PROBLEM REQUIREMENTS = Pick out every line holding the string "Organized" and copy it.

"""

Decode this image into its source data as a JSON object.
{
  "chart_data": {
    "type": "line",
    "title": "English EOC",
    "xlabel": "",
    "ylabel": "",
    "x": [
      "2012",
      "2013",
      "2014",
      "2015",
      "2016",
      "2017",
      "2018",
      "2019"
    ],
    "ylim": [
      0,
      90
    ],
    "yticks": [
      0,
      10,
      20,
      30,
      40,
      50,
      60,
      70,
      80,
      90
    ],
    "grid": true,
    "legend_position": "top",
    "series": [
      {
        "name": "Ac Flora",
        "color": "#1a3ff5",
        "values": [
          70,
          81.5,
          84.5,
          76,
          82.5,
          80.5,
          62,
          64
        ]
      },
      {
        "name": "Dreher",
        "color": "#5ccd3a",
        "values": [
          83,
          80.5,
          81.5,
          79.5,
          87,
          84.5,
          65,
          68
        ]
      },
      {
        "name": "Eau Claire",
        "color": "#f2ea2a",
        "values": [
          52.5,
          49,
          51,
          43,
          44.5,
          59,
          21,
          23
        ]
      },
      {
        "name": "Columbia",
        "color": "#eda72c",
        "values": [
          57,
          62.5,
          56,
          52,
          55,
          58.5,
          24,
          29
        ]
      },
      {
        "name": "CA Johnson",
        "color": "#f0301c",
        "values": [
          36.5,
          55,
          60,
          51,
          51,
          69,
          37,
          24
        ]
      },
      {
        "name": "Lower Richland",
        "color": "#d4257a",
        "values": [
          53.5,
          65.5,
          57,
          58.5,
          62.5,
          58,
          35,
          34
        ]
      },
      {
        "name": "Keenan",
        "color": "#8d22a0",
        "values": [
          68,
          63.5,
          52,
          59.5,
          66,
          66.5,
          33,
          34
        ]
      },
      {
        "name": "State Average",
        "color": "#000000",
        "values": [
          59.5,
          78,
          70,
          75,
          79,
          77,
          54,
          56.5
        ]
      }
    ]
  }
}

"""
"""

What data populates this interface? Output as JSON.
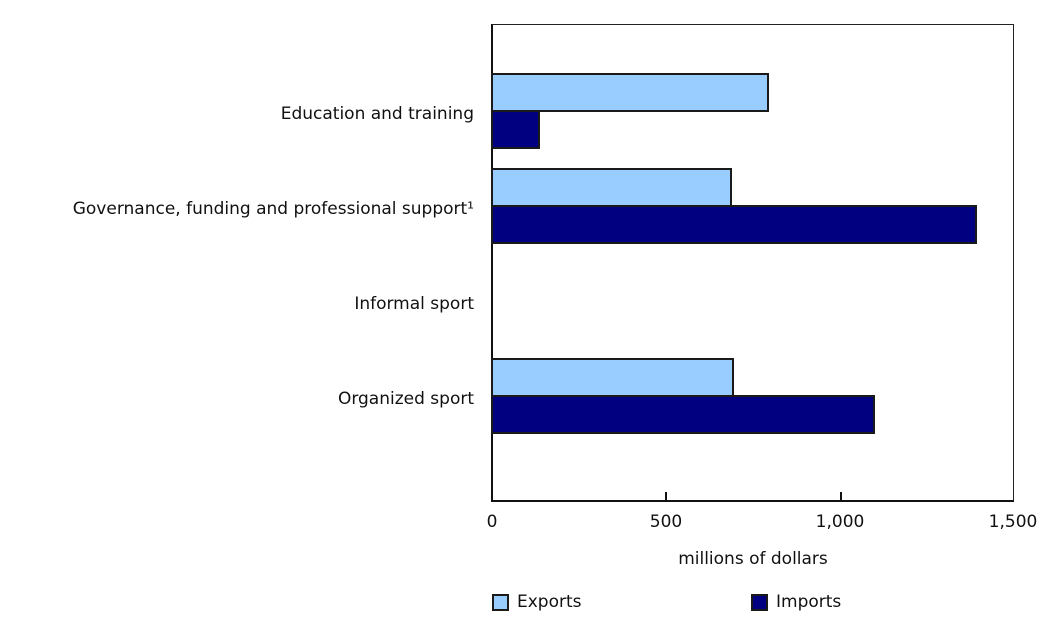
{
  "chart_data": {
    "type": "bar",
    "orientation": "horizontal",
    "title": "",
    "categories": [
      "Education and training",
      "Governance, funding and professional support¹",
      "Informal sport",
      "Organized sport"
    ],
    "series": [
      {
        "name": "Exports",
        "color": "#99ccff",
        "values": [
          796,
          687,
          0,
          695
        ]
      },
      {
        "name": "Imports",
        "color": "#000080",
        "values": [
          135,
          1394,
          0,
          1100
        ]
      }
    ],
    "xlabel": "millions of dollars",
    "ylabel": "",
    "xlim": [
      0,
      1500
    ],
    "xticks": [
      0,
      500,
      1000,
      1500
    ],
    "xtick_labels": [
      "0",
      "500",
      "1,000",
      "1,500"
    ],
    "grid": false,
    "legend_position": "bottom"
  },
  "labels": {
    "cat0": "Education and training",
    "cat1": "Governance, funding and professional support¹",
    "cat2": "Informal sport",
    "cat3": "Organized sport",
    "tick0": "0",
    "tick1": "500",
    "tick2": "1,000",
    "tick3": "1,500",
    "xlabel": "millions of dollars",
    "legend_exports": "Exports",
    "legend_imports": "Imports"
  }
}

"""

FINISHED TASK =
      "Organized sport"
    "cat3": "Organized sport",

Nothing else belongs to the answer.